Make an exact copy of all the records.

┌─ PROVIDED DATA

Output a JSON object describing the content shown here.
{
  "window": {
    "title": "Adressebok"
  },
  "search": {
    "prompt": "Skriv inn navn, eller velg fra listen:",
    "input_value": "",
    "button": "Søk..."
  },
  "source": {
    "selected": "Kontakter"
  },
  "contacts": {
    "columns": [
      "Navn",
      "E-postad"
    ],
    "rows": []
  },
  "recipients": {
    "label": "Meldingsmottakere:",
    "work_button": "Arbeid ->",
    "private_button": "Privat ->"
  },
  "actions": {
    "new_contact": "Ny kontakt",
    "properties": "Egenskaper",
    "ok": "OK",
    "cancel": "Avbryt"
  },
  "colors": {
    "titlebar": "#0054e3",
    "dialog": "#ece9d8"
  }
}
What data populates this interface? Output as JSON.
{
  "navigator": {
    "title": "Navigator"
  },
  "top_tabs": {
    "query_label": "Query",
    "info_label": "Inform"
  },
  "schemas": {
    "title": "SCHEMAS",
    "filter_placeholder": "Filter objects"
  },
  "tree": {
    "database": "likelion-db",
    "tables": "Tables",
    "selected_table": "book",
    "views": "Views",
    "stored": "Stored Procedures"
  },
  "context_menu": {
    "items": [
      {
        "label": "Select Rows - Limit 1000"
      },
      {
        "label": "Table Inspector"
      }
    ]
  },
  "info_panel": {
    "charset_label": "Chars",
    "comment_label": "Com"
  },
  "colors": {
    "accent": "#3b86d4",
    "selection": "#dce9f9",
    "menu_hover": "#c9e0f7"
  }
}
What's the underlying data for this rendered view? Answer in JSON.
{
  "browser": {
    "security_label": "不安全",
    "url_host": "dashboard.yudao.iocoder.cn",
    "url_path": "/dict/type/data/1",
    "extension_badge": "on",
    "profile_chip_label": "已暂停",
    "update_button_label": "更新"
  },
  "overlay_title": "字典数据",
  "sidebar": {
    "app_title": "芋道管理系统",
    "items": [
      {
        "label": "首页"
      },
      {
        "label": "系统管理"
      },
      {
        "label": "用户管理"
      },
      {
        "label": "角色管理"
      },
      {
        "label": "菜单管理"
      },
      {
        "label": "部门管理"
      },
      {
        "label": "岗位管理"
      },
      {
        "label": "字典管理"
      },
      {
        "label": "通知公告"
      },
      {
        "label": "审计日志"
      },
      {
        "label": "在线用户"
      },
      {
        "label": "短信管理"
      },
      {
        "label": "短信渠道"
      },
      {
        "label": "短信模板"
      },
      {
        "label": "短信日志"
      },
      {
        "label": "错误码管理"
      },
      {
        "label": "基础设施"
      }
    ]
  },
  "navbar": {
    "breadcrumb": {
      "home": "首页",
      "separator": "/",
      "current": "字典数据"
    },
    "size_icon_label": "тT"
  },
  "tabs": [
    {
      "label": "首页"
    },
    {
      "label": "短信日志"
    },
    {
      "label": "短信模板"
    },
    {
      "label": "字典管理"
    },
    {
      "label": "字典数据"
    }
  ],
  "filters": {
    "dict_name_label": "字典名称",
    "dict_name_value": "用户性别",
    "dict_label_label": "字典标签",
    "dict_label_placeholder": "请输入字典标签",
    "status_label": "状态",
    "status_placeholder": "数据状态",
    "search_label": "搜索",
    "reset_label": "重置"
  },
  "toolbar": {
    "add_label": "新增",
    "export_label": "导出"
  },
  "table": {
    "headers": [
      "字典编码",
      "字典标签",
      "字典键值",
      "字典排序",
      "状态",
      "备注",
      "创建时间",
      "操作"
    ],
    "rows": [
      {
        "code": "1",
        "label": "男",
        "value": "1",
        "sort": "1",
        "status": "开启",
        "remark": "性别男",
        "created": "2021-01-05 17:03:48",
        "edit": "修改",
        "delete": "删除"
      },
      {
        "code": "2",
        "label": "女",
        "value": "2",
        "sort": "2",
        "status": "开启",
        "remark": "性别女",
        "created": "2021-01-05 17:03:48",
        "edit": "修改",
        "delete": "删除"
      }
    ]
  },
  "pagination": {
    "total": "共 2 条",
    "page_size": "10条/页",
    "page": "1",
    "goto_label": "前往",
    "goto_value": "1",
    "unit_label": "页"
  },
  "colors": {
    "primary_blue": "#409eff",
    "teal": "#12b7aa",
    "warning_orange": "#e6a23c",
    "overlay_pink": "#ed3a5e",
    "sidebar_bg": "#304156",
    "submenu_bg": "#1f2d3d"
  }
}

└─

■ TASK RESPONSE:
Output a JSON object describing the content shown here.
{
  "window": {
    "title": "Adressebok"
  },
  "search": {
    "prompt": "Skriv inn navn, eller velg fra listen:",
    "input_value": "",
    "button": "Søk..."
  },
  "source": {
    "selected": "Kontakter"
  },
  "contacts": {
    "columns": [
      "Navn",
      "E-postad"
    ],
    "rows": []
  },
  "recipients": {
    "label": "Meldingsmottakere:",
    "work_button": "Arbeid ->",
    "private_button": "Privat ->"
  },
  "actions": {
    "new_contact": "Ny kontakt",
    "properties": "Egenskaper",
    "ok": "OK",
    "cancel": "Avbryt"
  },
  "colors": {
    "titlebar": "#0054e3",
    "dialog": "#ece9d8"
  }
}
What data populates this interface? Output as JSON.
{
  "navigator": {
    "title": "Navigator"
  },
  "top_tabs": {
    "query_label": "Query",
    "info_label": "Inform"
  },
  "schemas": {
    "title": "SCHEMAS",
    "filter_placeholder": "Filter objects"
  },
  "tree": {
    "database": "likelion-db",
    "tables": "Tables",
    "selected_table": "book",
    "views": "Views",
    "stored": "Stored Procedures"
  },
  "context_menu": {
    "items": [
      {
        "label": "Select Rows - Limit 1000"
      },
      {
        "label": "Table Inspector"
      }
    ]
  },
  "info_panel": {
    "charset_label": "Chars",
    "comment_label": "Com"
  },
  "colors": {
    "accent": "#3b86d4",
    "selection": "#dce9f9",
    "menu_hover": "#c9e0f7"
  }
}
What's the underlying data for this rendered view? Answer in JSON.
{
  "browser": {
    "security_label": "不安全",
    "url_host": "dashboard.yudao.iocoder.cn",
    "url_path": "/dict/type/data/1",
    "extension_badge": "on",
    "profile_chip_label": "已暂停",
    "update_button_label": "更新"
  },
  "overlay_title": "字典数据",
  "sidebar": {
    "app_title": "芋道管理系统",
    "items": [
      {
        "label": "首页"
      },
      {
        "label": "系统管理"
      },
      {
        "label": "用户管理"
      },
      {
        "label": "角色管理"
      },
      {
        "label": "菜单管理"
      },
      {
        "label": "部门管理"
      },
      {
        "label": "岗位管理"
      },
      {
        "label": "字典管理"
      },
      {
        "label": "通知公告"
      },
      {
        "label": "审计日志"
      },
      {
        "label": "在线用户"
      },
      {
        "label": "短信管理"
      },
      {
        "label": "短信渠道"
      },
      {
        "label": "短信模板"
      },
      {
        "label": "短信日志"
      },
      {
        "label": "错误码管理"
      },
      {
        "label": "基础设施"
      }
    ]
  },
  "navbar": {
    "breadcrumb": {
      "home": "首页",
      "separator": "/",
      "current": "字典数据"
    },
    "size_icon_label": "тT"
  },
  "tabs": [
    {
      "label": "首页"
    },
    {
      "label": "短信日志"
    },
    {
      "label": "短信模板"
    },
    {
      "label": "字典管理"
    },
    {
      "label": "字典数据"
    }
  ],
  "filters": {
    "dict_name_label": "字典名称",
    "dict_name_value": "用户性别",
    "dict_label_label": "字典标签",
    "dict_label_placeholder": "请输入字典标签",
    "status_label": "状态",
    "status_placeholder": "数据状态",
    "search_label": "搜索",
    "reset_label": "重置"
  },
  "toolbar": {
    "add_label": "新增",
    "export_label": "导出"
  },
  "table": {
    "headers": [
      "字典编码",
      "字典标签",
      "字典键值",
      "字典排序",
      "状态",
      "备注",
      "创建时间",
      "操作"
    ],
    "rows": [
      {
        "code": "1",
        "label": "男",
        "value": "1",
        "sort": "1",
        "status": "开启",
        "remark": "性别男",
        "created": "2021-01-05 17:03:48",
        "edit": "修改",
        "delete": "删除"
      },
      {
        "code": "2",
        "label": "女",
        "value": "2",
        "sort": "2",
        "status": "开启",
        "remark": "性别女",
        "created": "2021-01-05 17:03:48",
        "edit": "修改",
        "delete": "删除"
      }
    ]
  },
  "pagination": {
    "total": "共 2 条",
    "page_size": "10条/页",
    "page": "1",
    "goto_label": "前往",
    "goto_value": "1",
    "unit_label": "页"
  },
  "colors": {
    "primary_blue": "#409eff",
    "teal": "#12b7aa",
    "warning_orange": "#e6a23c",
    "overlay_pink": "#ed3a5e",
    "sidebar_bg": "#304156",
    "submenu_bg": "#1f2d3d"
  }
}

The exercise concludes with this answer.